● Prompt
Please print every record below exactly as it appears.

● Data for this task
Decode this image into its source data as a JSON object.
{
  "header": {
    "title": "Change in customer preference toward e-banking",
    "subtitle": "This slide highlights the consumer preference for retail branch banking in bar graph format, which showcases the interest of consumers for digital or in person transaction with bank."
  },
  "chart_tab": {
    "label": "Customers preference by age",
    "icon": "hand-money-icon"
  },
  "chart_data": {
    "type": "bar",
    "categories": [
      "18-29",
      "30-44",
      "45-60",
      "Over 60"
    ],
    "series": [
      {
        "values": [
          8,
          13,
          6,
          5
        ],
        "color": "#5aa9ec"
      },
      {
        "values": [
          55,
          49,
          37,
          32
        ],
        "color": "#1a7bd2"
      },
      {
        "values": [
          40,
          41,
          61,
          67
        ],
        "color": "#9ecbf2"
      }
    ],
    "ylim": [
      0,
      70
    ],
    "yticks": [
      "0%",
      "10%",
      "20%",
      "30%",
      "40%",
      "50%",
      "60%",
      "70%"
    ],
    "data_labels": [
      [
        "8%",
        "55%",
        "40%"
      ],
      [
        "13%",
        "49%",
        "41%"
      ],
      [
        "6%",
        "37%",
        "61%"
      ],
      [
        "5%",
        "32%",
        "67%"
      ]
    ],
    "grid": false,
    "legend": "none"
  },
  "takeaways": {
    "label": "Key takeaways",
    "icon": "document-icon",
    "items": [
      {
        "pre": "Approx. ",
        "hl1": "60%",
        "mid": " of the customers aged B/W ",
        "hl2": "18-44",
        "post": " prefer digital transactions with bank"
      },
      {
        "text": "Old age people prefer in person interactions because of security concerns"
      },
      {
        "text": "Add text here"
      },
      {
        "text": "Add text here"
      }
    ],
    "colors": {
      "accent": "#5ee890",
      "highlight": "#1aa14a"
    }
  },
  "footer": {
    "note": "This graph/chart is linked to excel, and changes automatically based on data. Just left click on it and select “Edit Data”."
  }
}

● Completed exercise
Decode this image into its source data as a JSON object.
{
  "header": {
    "title": "Change in customer preference toward e-banking",
    "subtitle": "This slide highlights the consumer preference for retail branch banking in bar graph format, which showcases the interest of consumers for digital or in person transaction with bank."
  },
  "chart_tab": {
    "label": "Customers preference by age",
    "icon": "hand-money-icon"
  },
  "chart_data": {
    "type": "bar",
    "categories": [
      "18-29",
      "30-44",
      "45-60",
      "Over 60"
    ],
    "series": [
      {
        "values": [
          8,
          13,
          6,
          5
        ],
        "color": "#5aa9ec"
      },
      {
        "values": [
          55,
          49,
          37,
          32
        ],
        "color": "#1a7bd2"
      },
      {
        "values": [
          40,
          41,
          61,
          67
        ],
        "color": "#9ecbf2"
      }
    ],
    "ylim": [
      0,
      70
    ],
    "yticks": [
      "0%",
      "10%",
      "20%",
      "30%",
      "40%",
      "50%",
      "60%",
      "70%"
    ],
    "data_labels": [
      [
        "8%",
        "55%",
        "40%"
      ],
      [
        "13%",
        "49%",
        "41%"
      ],
      [
        "6%",
        "37%",
        "61%"
      ],
      [
        "5%",
        "32%",
        "67%"
      ]
    ],
    "grid": false,
    "legend": "none"
  },
  "takeaways": {
    "label": "Key takeaways",
    "icon": "document-icon",
    "items": [
      {
        "pre": "Approx. ",
        "hl1": "60%",
        "mid": " of the customers aged B/W ",
        "hl2": "18-44",
        "post": " prefer digital transactions with bank"
      },
      {
        "text": "Old age people prefer in person interactions because of security concerns"
      },
      {
        "text": "Add text here"
      },
      {
        "text": "Add text here"
      }
    ],
    "colors": {
      "accent": "#5ee890",
      "highlight": "#1aa14a"
    }
  },
  "footer": {
    "note": "This graph/chart is linked to excel, and changes automatically based on data. Just left click on it and select “Edit Data”."
  }
}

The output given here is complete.